Stored data
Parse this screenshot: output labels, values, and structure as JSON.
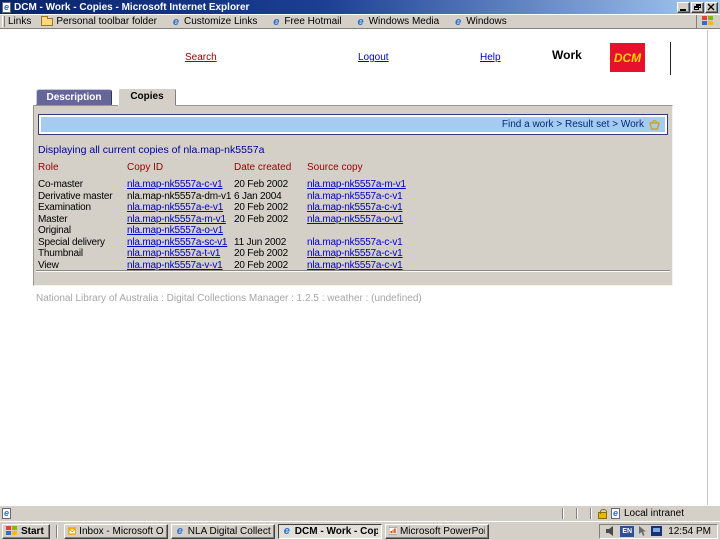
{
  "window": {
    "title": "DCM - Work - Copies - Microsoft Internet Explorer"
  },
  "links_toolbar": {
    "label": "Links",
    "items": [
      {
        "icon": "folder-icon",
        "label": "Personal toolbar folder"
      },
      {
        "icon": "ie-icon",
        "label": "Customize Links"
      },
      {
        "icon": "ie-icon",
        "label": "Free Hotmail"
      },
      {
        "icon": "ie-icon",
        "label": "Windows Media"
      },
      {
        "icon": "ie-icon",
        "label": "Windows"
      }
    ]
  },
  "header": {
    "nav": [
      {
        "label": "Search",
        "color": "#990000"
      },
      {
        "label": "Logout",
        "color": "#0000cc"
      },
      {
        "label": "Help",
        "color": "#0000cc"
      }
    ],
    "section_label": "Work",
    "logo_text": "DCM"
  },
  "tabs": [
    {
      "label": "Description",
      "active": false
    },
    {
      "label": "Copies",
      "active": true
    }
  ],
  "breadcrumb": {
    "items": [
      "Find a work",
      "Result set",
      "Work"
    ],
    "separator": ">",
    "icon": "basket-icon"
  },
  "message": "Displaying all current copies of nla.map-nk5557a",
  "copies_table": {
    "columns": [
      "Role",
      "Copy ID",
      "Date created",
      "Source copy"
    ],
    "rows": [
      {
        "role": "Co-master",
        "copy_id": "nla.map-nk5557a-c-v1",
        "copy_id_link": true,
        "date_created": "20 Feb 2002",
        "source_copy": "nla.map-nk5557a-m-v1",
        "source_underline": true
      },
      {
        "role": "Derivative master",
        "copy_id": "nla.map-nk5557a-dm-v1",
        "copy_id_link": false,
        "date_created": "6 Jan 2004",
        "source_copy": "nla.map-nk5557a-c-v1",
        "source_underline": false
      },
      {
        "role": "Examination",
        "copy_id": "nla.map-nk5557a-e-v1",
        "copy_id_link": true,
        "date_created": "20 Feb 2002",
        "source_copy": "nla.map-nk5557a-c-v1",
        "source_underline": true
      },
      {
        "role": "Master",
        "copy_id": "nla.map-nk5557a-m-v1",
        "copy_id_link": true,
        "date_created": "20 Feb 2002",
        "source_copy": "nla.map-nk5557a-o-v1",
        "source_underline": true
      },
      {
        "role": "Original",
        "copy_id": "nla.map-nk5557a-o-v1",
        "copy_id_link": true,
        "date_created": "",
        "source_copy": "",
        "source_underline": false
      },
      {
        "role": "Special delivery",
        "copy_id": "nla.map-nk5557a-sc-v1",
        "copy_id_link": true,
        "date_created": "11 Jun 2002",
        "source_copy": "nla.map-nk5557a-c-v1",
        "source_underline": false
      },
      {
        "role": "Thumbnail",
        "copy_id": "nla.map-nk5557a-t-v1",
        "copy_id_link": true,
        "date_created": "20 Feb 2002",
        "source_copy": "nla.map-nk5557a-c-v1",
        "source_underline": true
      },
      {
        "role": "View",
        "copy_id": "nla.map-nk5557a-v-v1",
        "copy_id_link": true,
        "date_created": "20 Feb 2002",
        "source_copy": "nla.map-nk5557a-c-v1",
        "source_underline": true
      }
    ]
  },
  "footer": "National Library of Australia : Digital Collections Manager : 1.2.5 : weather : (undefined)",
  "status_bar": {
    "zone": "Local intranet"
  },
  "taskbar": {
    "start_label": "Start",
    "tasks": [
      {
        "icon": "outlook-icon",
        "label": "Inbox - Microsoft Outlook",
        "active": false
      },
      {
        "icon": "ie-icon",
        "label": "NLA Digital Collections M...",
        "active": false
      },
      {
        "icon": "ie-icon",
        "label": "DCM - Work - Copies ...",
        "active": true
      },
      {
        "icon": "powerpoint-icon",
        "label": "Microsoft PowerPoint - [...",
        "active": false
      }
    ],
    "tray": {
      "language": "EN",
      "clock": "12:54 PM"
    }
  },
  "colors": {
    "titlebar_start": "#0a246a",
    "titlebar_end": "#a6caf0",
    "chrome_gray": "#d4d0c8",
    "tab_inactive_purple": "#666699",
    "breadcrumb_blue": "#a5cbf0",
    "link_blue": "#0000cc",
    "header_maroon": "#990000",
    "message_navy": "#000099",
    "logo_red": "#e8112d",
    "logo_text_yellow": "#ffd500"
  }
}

WHAT THE EXERCISE ASKS
Restate the data above exactly, stripping out each image.

RIGHT ANSWER
Parse this screenshot: output labels, values, and structure as JSON.
{
  "window": {
    "title": "DCM - Work - Copies - Microsoft Internet Explorer"
  },
  "links_toolbar": {
    "label": "Links",
    "items": [
      {
        "icon": "folder-icon",
        "label": "Personal toolbar folder"
      },
      {
        "icon": "ie-icon",
        "label": "Customize Links"
      },
      {
        "icon": "ie-icon",
        "label": "Free Hotmail"
      },
      {
        "icon": "ie-icon",
        "label": "Windows Media"
      },
      {
        "icon": "ie-icon",
        "label": "Windows"
      }
    ]
  },
  "header": {
    "nav": [
      {
        "label": "Search",
        "color": "#990000"
      },
      {
        "label": "Logout",
        "color": "#0000cc"
      },
      {
        "label": "Help",
        "color": "#0000cc"
      }
    ],
    "section_label": "Work",
    "logo_text": "DCM"
  },
  "tabs": [
    {
      "label": "Description",
      "active": false
    },
    {
      "label": "Copies",
      "active": true
    }
  ],
  "breadcrumb": {
    "items": [
      "Find a work",
      "Result set",
      "Work"
    ],
    "separator": ">",
    "icon": "basket-icon"
  },
  "message": "Displaying all current copies of nla.map-nk5557a",
  "copies_table": {
    "columns": [
      "Role",
      "Copy ID",
      "Date created",
      "Source copy"
    ],
    "rows": [
      {
        "role": "Co-master",
        "copy_id": "nla.map-nk5557a-c-v1",
        "copy_id_link": true,
        "date_created": "20 Feb 2002",
        "source_copy": "nla.map-nk5557a-m-v1",
        "source_underline": true
      },
      {
        "role": "Derivative master",
        "copy_id": "nla.map-nk5557a-dm-v1",
        "copy_id_link": false,
        "date_created": "6 Jan 2004",
        "source_copy": "nla.map-nk5557a-c-v1",
        "source_underline": false
      },
      {
        "role": "Examination",
        "copy_id": "nla.map-nk5557a-e-v1",
        "copy_id_link": true,
        "date_created": "20 Feb 2002",
        "source_copy": "nla.map-nk5557a-c-v1",
        "source_underline": true
      },
      {
        "role": "Master",
        "copy_id": "nla.map-nk5557a-m-v1",
        "copy_id_link": true,
        "date_created": "20 Feb 2002",
        "source_copy": "nla.map-nk5557a-o-v1",
        "source_underline": true
      },
      {
        "role": "Original",
        "copy_id": "nla.map-nk5557a-o-v1",
        "copy_id_link": true,
        "date_created": "",
        "source_copy": "",
        "source_underline": false
      },
      {
        "role": "Special delivery",
        "copy_id": "nla.map-nk5557a-sc-v1",
        "copy_id_link": true,
        "date_created": "11 Jun 2002",
        "source_copy": "nla.map-nk5557a-c-v1",
        "source_underline": false
      },
      {
        "role": "Thumbnail",
        "copy_id": "nla.map-nk5557a-t-v1",
        "copy_id_link": true,
        "date_created": "20 Feb 2002",
        "source_copy": "nla.map-nk5557a-c-v1",
        "source_underline": true
      },
      {
        "role": "View",
        "copy_id": "nla.map-nk5557a-v-v1",
        "copy_id_link": true,
        "date_created": "20 Feb 2002",
        "source_copy": "nla.map-nk5557a-c-v1",
        "source_underline": true
      }
    ]
  },
  "footer": "National Library of Australia : Digital Collections Manager : 1.2.5 : weather : (undefined)",
  "status_bar": {
    "zone": "Local intranet"
  },
  "taskbar": {
    "start_label": "Start",
    "tasks": [
      {
        "icon": "outlook-icon",
        "label": "Inbox - Microsoft Outlook",
        "active": false
      },
      {
        "icon": "ie-icon",
        "label": "NLA Digital Collections M...",
        "active": false
      },
      {
        "icon": "ie-icon",
        "label": "DCM - Work - Copies ...",
        "active": true
      },
      {
        "icon": "powerpoint-icon",
        "label": "Microsoft PowerPoint - [...",
        "active": false
      }
    ],
    "tray": {
      "language": "EN",
      "clock": "12:54 PM"
    }
  },
  "colors": {
    "titlebar_start": "#0a246a",
    "titlebar_end": "#a6caf0",
    "chrome_gray": "#d4d0c8",
    "tab_inactive_purple": "#666699",
    "breadcrumb_blue": "#a5cbf0",
    "link_blue": "#0000cc",
    "header_maroon": "#990000",
    "message_navy": "#000099",
    "logo_red": "#e8112d",
    "logo_text_yellow": "#ffd500"
  }
}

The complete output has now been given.